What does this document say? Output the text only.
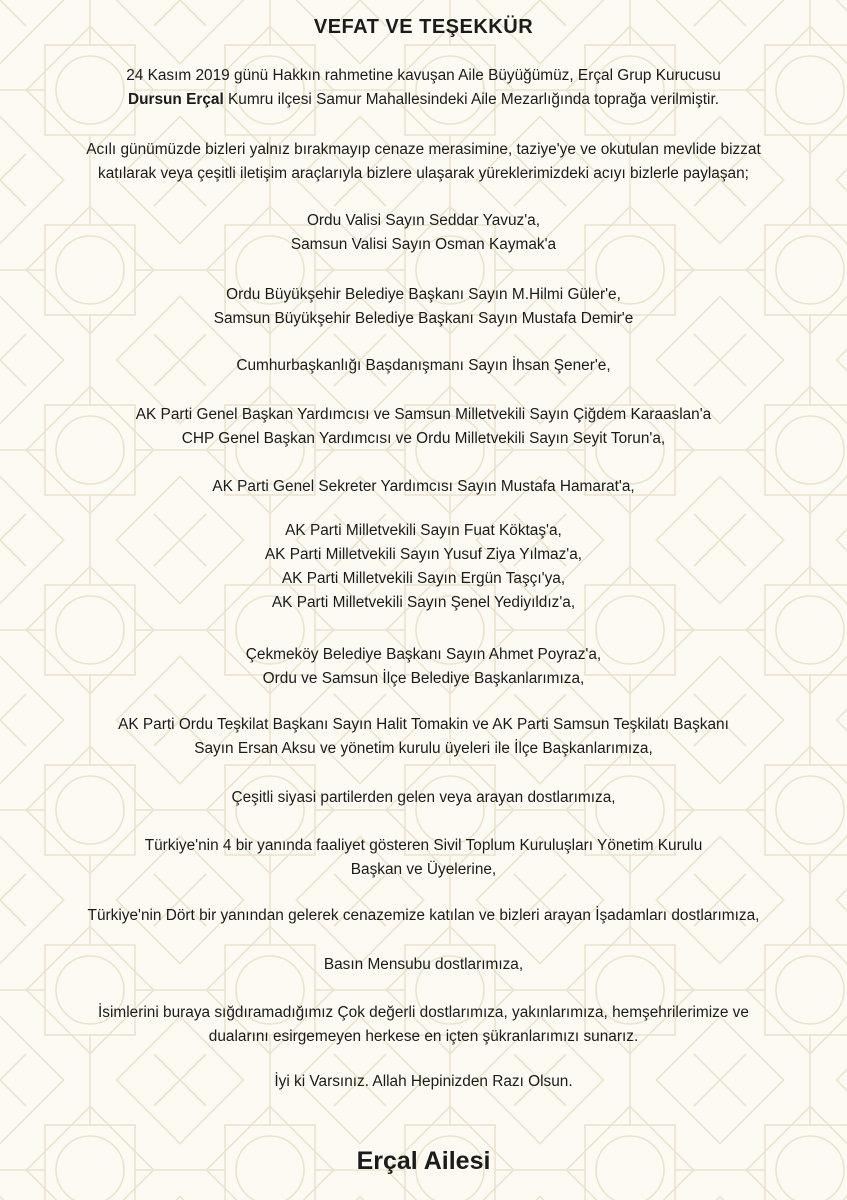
VEFAT VE TEŞEKKÜR
24 Kasım 2019 günü Hakkın rahmetine kavuşan Aile Büyüğümüz, Erçal Grup Kurucusu
Dursun Erçal Kumru ilçesi Samur Mahallesindeki Aile Mezarlığında toprağa verilmiştir.
Acılı günümüzde bizleri yalnız bırakmayıp cenaze merasimine, taziye'ye ve okutulan mevlide bizzat
katılarak veya çeşitli iletişim araçlarıyla bizlere ulaşarak yüreklerimizdeki acıyı bizlerle paylaşan;
Ordu Valisi Sayın Seddar Yavuz'a,
Samsun Valisi Sayın Osman Kaymak'a
Ordu Büyükşehir Belediye Başkanı Sayın M.Hilmi Güler'e,
Samsun Büyükşehir Belediye Başkanı Sayın Mustafa Demir'e
Cumhurbaşkanlığı Başdanışmanı Sayın İhsan Şener'e,
AK Parti Genel Başkan Yardımcısı ve Samsun Milletvekili Sayın Çiğdem Karaaslan'a
CHP Genel Başkan Yardımcısı ve Ordu Milletvekili Sayın Seyit Torun'a,
AK Parti Genel Sekreter Yardımcısı Sayın Mustafa Hamarat'a,
AK Parti Milletvekili Sayın Fuat Köktaş'a,
AK Parti Milletvekili Sayın Yusuf Ziya Yılmaz'a,
AK Parti Milletvekili Sayın Ergün Taşçı'ya,
AK Parti Milletvekili Sayın Şenel Yediyıldız'a,
Çekmeköy Belediye Başkanı Sayın Ahmet Poyraz'a,
Ordu ve Samsun İlçe Belediye Başkanlarımıza,
AK Parti Ordu Teşkilat Başkanı Sayın Halit Tomakin ve AK Parti Samsun Teşkilatı Başkanı
Sayın Ersan Aksu ve yönetim kurulu üyeleri ile İlçe Başkanlarımıza,
Çeşitli siyasi partilerden gelen veya arayan dostlarımıza,
Türkiye'nin 4 bir yanında faaliyet gösteren Sivil Toplum Kuruluşları Yönetim Kurulu
Başkan ve Üyelerine,
Türkiye'nin Dört bir yanından gelerek cenazemize katılan ve bizleri arayan İşadamları dostlarımıza,
Basın Mensubu dostlarımıza,
İsimlerini buraya sığdıramadığımız Çok değerli dostlarımıza, yakınlarımıza, hemşehrilerimize ve
dualarını esirgemeyen herkese en içten şükranlarımızı sunarız.
İyi ki Varsınız. Allah Hepinizden Razı Olsun.
Erçal Ailesi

━━━━━━━━━━━━━━━━━━━━

### TASK DESCRIPTION
Tell how many lines of the data above hold the string "Belediye". Give only the number.

### FINAL ANSWER
4